EXERCISE BRIEF => Copy each line below that includes "blue".

DATA SECTION =>
★ ★ ★ ★ ★ ★ ★
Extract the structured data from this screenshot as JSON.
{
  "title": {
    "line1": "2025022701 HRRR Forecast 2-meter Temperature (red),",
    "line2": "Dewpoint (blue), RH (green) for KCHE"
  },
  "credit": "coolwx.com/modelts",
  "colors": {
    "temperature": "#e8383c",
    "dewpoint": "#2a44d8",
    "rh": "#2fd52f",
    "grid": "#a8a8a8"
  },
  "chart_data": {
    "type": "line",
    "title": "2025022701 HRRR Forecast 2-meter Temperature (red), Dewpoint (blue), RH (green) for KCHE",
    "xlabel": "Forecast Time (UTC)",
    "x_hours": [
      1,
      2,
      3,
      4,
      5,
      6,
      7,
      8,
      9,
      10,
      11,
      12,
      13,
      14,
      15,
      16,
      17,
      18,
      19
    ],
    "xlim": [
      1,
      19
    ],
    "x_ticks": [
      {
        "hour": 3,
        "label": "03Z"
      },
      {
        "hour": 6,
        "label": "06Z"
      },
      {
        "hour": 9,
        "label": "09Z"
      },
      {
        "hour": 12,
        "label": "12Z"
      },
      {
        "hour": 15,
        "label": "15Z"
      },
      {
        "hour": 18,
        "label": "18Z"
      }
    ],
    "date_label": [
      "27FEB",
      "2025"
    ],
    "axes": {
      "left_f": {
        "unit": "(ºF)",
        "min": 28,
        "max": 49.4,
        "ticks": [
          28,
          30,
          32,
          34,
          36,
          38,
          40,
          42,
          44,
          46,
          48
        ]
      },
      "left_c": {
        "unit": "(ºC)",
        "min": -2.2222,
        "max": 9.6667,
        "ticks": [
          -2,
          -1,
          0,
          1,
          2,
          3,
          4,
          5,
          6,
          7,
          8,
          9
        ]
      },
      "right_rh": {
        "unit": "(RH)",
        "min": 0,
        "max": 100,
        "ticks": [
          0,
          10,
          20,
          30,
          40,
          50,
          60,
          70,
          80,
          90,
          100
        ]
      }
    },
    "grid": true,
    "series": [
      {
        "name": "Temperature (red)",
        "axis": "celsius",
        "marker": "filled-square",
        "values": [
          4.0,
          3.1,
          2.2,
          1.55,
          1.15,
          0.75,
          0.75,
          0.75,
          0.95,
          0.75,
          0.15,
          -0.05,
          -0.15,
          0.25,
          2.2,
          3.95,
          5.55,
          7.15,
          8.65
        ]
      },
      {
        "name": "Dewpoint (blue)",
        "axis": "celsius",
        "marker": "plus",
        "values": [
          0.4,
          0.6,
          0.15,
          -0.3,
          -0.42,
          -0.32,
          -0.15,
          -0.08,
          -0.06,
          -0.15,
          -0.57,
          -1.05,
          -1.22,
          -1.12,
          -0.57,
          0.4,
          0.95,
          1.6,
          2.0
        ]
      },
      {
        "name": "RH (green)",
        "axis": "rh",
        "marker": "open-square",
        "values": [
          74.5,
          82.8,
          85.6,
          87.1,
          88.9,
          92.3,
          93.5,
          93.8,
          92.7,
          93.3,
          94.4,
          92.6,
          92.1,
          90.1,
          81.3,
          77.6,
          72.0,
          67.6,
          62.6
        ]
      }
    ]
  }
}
★ ★ ★ ★ ★ ★ ★
ANSWER TO THIS TASK =>
    "line2": "Dewpoint (blue), RH (green) for KCHE"
    "title": "2025022701 HRRR Forecast 2-meter Temperature (red), Dewpoint (blue), RH (green) for KCHE",
        "name": "Dewpoint (blue)",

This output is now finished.